## Text section
⟨
# Anyone in Berowra area???



## snakes123 (Mar 25, 2011)

Im just wanting to know if anyone on APS lives in berowra? And if anyone wants to take me herping.

Also just wondering if there is anyone on this site in my area

Ben


----------



## snakes123 (Mar 28, 2011)

Come one there has to be someone in the Berowra area...

Ben


----------



## hawkesbury reptiles (Mar 28, 2011)

Hi Ben
Here you go..

We even started a FB page...
Login | Facebook

Would luv to hear from you...

Kelly


----------



## $NaKe PiMp (Mar 28, 2011)

i go herpingthere ,oh and i go with kelly too but i dont live there.
there is an abundance of species,probably the richest diversity in sydney.
me,Kelly another guy we know whose a local went herping a little while back on a trail where all of sydneys 4 gecko species turn up,i saw 3 that afternoon and night.
also see vulnerable listed species like red crowned toadlet and giant burrowing frog.
Almost all of the different sydney snake species are there, i also get alot of callouts there and everytime has been a different snake species


----------



## snakes123 (Mar 29, 2011)

Heyy, kelly its me Ben. I went to your house a few months back with my brother.

$NaKe PiMp would you mind if i could mind if i come along sometime?

Thanks

Ben


----------



## hawkesbury reptiles (Mar 29, 2011)

snakes123 said:


> Heyy, kelly its me Ben. I went to your house a few months back with my brother.
> 
> $NaKe PiMp would you mind if i could mind if i come along sometime?
> 
> ...


I thought it might be you..
If you want to go herping contact Phil (on FB page)..he can find anything...Rob & I went with him a while ago...found a golden crown 5metres up the track..

Kelly


----------



## snakes123 (Mar 29, 2011)

Cool, where do you go?

And i cant join the group on facebook, i have joined to many and don't know how do un-join one. Phil and Rob on this site?

Ben


----------



## $NaKe PiMp (Mar 29, 2011)

we wont be herping there for awhile though,altough im stil getting callouts from that area


----------



## snakes123 (Mar 29, 2011)

$NaKe PiMp said:


> we wont be herping there for awhile though,altough im stil getting callouts from that area


 
Damn, when do yo expect to go next?
The only things i have seen in the bush is a GTS, RBB and a lace monitor.

Ben


----------



## GeckPhotographer (Mar 30, 2011)

I go herping up in Yengo NP creek sometimes, not that far away. Definitely a good place for herping on those dry sandy gullys and ridges. 

You say 4 gecko species I count 5? O.lesueuri, O.robusta, P.platturus, N.milli, D.vittatus.
I have seen all in the one weekend up there.

See many H.bungaroides? I have never seen one of those in the wild although a person I know got one right where I ussually camp up there.


----------



## $NaKe PiMp (Mar 31, 2011)

O.robusta ? that would be out of sydney in yengo,though only 4 species actually in sydney basin or its surrounds according to sydney guide but i am definantly no gecko man lol.
Broadheads can be found if you look in right place at right time but it is usually in remote locations.
where do you usually camp? sounds like nice place


----------



## GeckPhotographer (Apr 2, 2011)
⟩
## Set problem 1
In the herping thread, rewrite the passage between "I have seen all" and "in remote locations.", inclusive, swapping "Broadheads" for "Broad-headed snakes".
## Set problem 2
Answer these from the herping thread:
(a) Which vulnerable listed species does $NaKe PiMp say can be seen there?
(b) What was found 5 metres up the track on the outing with Phil?
(c) What are the only things Ben says he has seen in the bush?

## Data section
⟨
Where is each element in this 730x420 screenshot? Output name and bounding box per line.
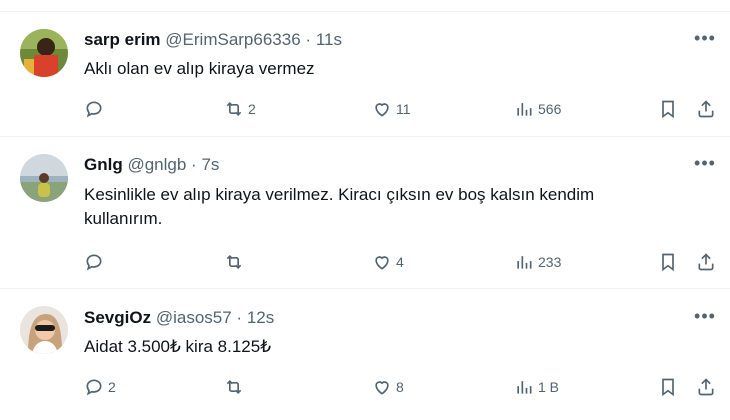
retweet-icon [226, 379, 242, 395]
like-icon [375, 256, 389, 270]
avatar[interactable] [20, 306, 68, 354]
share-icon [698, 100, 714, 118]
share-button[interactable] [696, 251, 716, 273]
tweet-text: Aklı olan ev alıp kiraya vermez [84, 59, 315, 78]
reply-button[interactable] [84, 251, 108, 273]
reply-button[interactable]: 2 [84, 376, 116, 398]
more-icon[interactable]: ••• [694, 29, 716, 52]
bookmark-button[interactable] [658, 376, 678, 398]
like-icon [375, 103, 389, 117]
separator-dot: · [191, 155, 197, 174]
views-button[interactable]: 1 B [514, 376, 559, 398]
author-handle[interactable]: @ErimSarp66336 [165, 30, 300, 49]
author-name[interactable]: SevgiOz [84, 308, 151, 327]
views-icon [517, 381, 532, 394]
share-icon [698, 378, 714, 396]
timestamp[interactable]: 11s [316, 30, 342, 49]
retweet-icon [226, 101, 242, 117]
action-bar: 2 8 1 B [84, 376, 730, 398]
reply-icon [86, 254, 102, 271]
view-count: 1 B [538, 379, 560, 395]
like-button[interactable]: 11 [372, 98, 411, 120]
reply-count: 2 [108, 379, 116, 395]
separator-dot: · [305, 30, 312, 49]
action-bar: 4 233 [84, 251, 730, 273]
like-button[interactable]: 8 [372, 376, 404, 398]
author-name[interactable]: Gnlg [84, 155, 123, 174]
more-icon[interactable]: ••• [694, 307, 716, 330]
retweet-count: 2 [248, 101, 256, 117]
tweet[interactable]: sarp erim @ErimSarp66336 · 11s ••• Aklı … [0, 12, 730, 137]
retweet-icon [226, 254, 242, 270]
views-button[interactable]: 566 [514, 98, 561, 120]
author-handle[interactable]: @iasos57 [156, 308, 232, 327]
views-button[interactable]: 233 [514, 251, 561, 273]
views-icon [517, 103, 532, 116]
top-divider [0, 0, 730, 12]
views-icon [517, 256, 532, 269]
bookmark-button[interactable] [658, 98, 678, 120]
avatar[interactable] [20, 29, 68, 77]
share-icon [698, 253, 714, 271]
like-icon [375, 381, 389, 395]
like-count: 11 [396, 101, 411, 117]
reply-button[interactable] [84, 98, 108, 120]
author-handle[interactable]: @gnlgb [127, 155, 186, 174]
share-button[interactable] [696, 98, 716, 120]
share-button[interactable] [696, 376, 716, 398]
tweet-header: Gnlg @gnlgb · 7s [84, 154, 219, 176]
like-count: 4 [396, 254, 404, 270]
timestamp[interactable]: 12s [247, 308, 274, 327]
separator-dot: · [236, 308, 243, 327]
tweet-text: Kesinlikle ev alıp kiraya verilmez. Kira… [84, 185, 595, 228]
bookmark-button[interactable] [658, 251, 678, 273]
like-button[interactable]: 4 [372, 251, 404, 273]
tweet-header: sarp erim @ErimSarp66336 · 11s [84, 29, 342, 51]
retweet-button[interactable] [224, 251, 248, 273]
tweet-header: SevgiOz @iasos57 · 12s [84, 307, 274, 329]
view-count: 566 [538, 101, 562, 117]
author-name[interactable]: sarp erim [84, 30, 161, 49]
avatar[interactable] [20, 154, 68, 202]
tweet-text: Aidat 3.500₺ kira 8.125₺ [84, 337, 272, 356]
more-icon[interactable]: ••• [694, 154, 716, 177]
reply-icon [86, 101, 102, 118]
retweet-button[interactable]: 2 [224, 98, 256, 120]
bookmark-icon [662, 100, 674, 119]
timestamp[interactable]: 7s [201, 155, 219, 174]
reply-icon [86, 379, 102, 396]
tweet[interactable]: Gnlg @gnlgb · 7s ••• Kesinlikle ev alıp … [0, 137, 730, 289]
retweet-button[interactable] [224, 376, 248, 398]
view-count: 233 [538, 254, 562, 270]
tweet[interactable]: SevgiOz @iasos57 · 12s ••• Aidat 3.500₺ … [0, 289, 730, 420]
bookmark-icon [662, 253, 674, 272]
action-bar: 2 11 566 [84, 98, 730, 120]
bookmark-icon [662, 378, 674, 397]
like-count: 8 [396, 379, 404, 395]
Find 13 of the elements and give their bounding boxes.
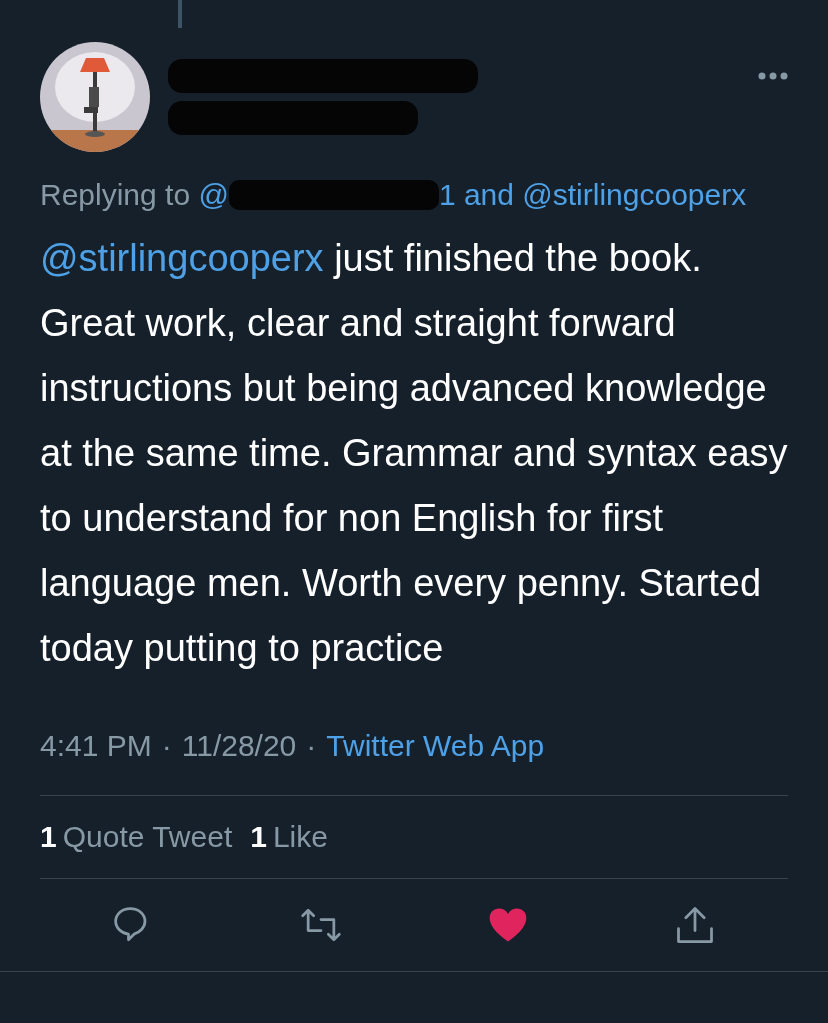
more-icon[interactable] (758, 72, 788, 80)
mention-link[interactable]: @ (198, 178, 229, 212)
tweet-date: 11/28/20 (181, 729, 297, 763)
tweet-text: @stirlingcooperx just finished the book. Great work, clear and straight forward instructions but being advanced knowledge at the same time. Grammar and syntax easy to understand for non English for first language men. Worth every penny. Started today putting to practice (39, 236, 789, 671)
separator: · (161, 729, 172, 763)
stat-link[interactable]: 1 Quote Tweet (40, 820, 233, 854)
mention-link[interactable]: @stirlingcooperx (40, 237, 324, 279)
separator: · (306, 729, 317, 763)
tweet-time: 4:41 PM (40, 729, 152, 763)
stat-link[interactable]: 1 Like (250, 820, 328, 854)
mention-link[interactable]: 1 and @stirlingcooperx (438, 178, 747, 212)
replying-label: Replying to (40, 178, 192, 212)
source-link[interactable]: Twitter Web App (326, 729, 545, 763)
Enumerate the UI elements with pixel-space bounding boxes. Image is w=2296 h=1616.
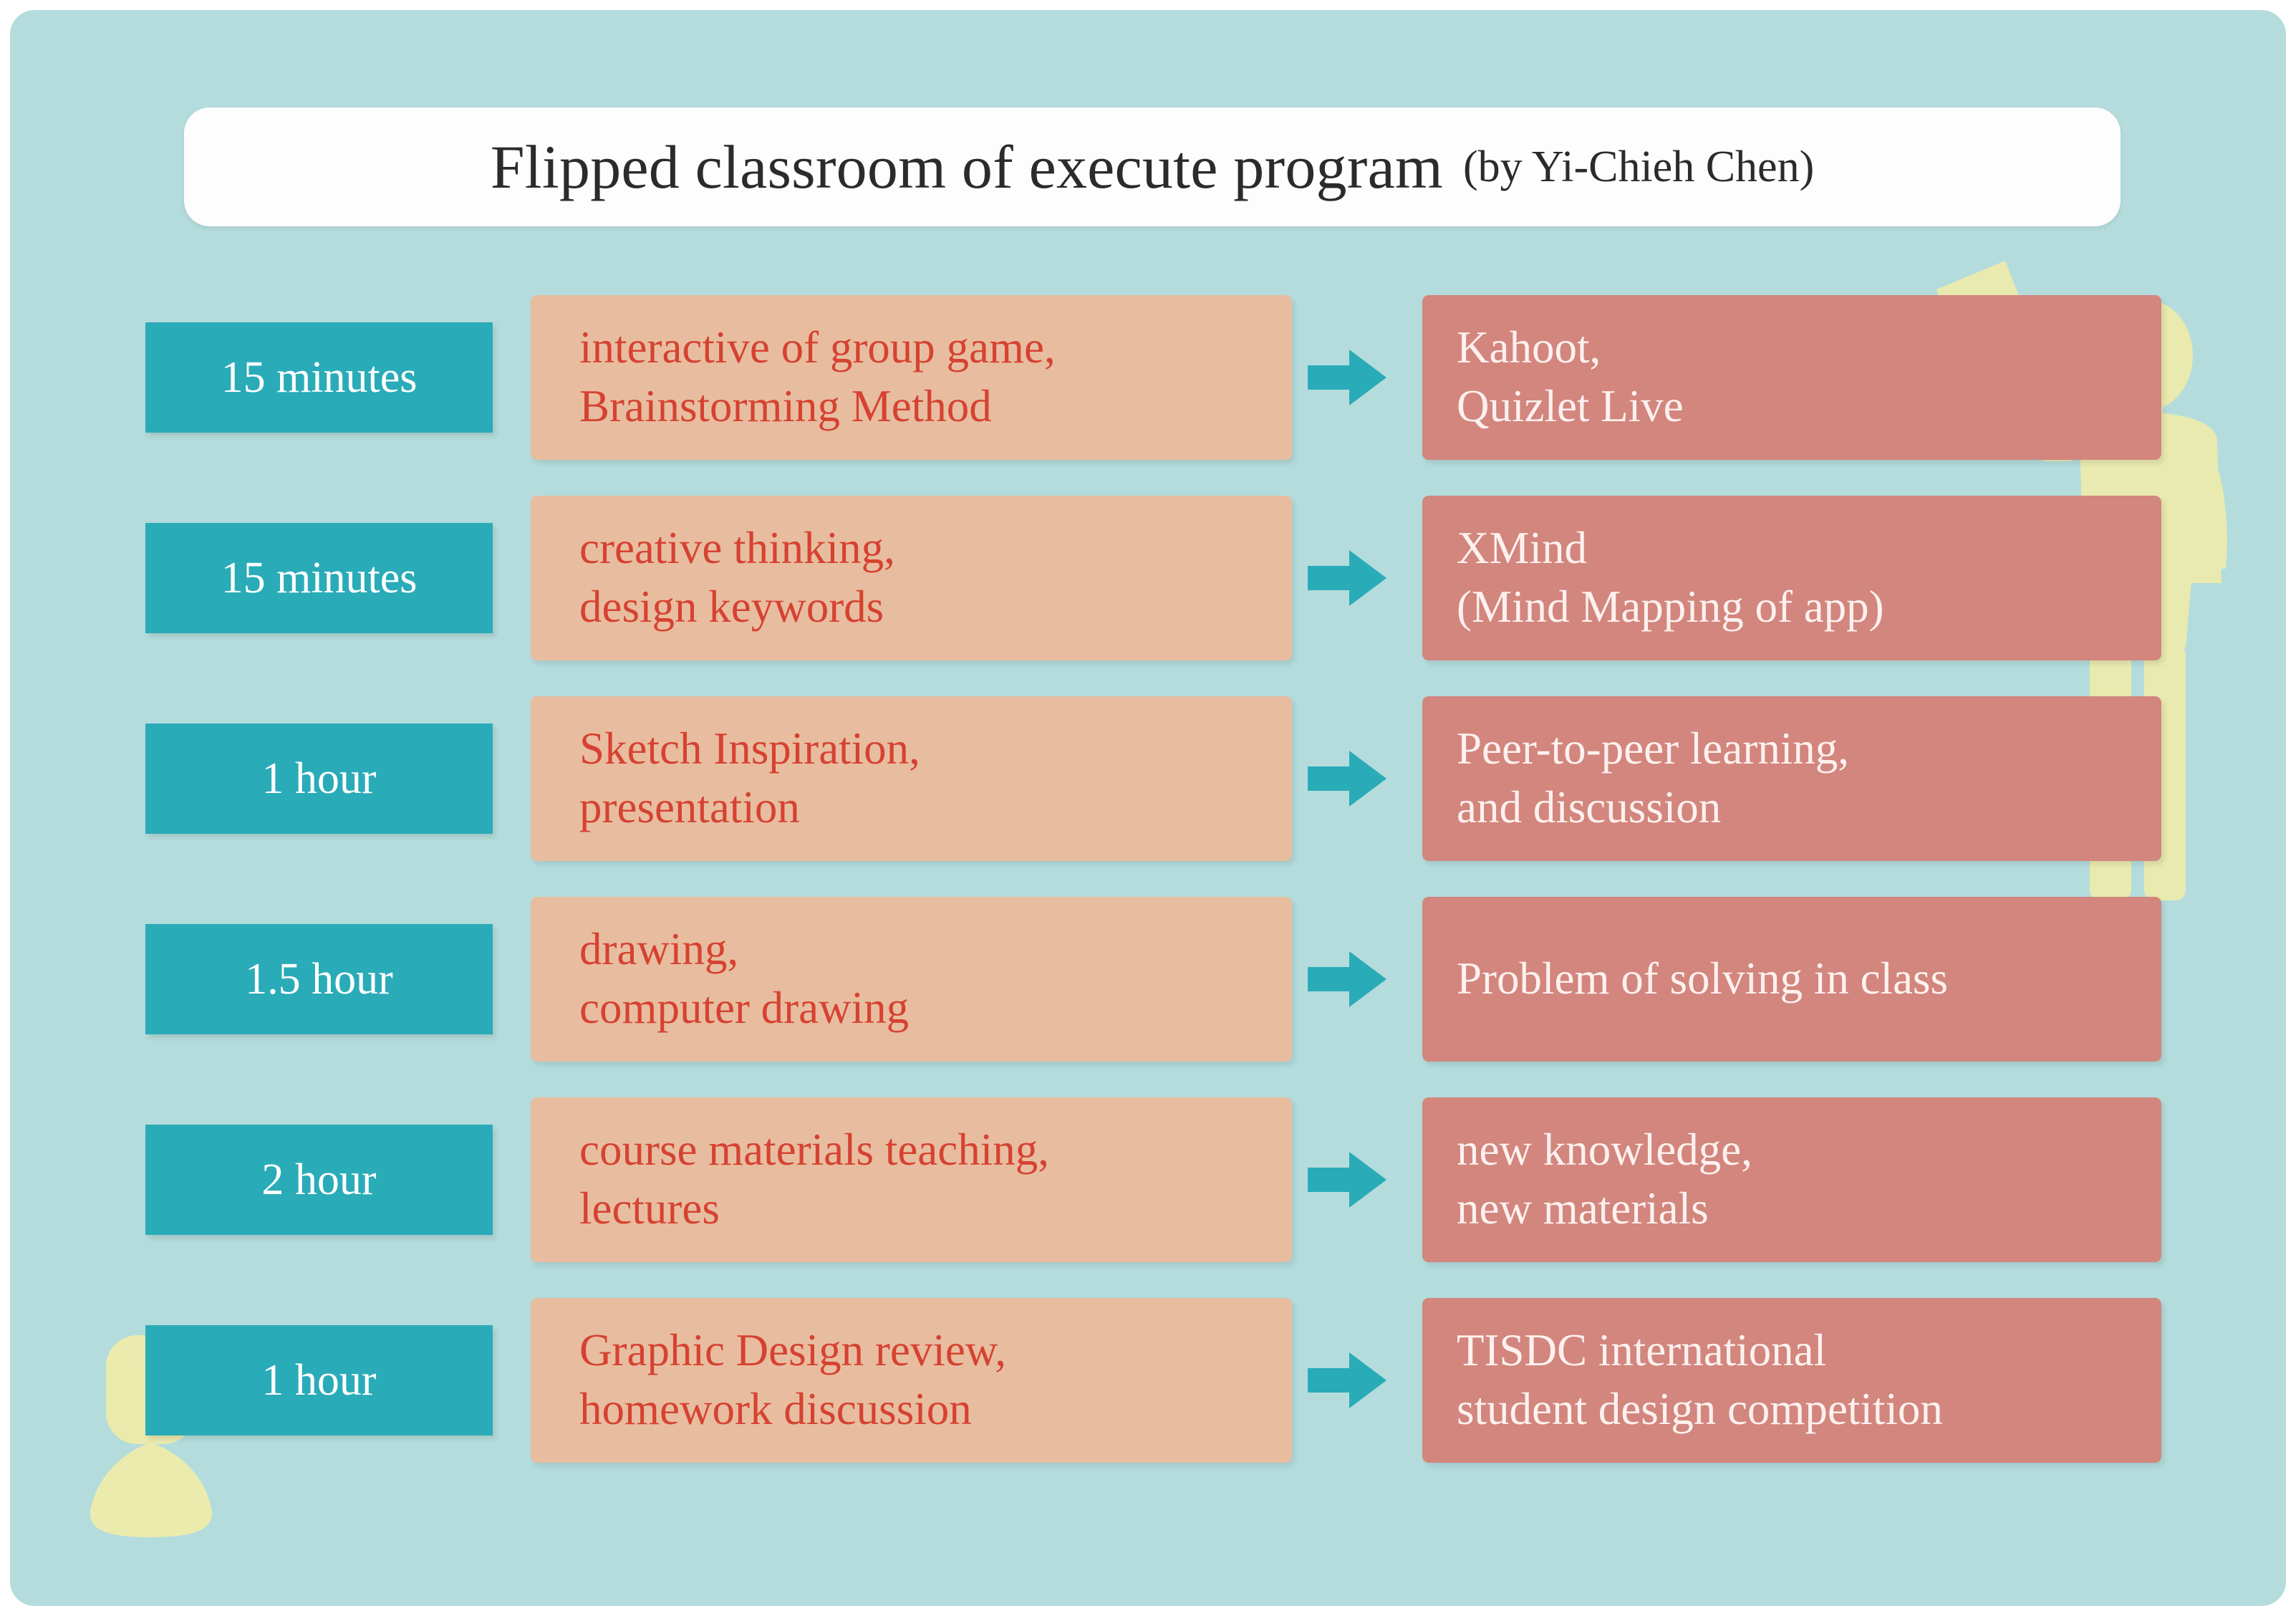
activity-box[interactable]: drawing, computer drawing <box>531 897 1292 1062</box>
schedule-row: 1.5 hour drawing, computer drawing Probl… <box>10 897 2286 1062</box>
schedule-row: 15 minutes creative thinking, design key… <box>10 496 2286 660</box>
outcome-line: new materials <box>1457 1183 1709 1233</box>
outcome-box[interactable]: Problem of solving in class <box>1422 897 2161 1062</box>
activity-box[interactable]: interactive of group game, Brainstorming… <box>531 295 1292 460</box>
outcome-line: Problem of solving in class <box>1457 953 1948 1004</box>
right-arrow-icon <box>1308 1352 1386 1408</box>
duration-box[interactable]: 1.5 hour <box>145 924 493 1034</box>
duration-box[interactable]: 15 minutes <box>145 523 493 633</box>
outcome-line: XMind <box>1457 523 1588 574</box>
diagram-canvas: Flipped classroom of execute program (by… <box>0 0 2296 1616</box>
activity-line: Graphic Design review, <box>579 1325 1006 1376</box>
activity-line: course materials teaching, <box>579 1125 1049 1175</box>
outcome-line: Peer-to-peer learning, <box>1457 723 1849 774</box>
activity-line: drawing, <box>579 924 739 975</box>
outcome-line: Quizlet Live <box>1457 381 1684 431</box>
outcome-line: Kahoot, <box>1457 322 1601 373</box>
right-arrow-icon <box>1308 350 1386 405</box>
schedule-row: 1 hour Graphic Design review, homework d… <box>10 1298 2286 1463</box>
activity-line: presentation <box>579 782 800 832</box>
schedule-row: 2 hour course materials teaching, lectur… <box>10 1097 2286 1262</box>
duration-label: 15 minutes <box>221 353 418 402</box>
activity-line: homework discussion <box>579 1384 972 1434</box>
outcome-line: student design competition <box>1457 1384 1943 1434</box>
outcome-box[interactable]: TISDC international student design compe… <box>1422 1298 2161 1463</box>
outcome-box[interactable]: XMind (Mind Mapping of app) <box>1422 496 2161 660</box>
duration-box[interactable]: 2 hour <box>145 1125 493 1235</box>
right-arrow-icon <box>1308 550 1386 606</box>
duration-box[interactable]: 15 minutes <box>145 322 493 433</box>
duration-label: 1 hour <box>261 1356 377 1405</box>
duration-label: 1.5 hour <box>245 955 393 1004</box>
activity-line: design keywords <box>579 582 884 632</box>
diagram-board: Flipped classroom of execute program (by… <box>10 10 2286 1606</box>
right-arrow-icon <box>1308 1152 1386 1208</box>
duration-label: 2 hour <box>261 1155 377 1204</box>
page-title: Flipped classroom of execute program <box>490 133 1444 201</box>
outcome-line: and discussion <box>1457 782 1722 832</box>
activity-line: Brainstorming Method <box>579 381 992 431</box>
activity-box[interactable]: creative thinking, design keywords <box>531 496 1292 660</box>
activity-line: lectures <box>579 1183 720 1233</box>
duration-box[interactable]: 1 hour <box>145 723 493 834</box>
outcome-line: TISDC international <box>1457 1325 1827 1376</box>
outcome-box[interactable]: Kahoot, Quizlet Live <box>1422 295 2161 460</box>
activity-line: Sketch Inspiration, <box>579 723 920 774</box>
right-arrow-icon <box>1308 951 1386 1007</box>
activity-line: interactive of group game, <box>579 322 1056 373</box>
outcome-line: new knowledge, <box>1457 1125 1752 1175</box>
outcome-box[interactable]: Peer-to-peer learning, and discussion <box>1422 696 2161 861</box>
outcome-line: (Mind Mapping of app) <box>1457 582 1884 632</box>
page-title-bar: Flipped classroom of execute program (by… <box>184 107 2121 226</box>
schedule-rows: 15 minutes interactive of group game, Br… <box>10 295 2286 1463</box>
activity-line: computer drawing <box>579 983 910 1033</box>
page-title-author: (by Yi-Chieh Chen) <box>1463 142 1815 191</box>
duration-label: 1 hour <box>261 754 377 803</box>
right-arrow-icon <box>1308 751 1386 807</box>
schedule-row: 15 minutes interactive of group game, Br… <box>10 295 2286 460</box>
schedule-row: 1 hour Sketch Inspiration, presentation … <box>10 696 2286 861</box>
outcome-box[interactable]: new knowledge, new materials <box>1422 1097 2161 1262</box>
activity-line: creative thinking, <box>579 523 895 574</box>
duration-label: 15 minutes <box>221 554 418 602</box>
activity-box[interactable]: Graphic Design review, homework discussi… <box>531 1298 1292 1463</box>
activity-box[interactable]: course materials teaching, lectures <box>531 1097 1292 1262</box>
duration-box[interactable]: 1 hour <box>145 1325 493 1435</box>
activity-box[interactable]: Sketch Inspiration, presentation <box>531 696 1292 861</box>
⟩
## Worked answer 1
I have seen all in the one weekend up there.

See many H.bungaroides? I have never seen one of those in the wild although a person I know got one right where I ussually camp up there.


----------



## $NaKe PiMp (Mar 31, 2011)

O.robusta ? that would be out of sydney in yengo,though only 4 species actually in sydney basin or its surrounds according to sydney guide but i am definantly no gecko man lol.
Broad-headed snakes can be found if you look in right place at right time but it is usually in remote locations.

## Worked answer 2
(a) The red crowned toadlet and the giant burrowing frog.
(b) A golden crown.
(c) A GTS, an RBB and a lace monitor.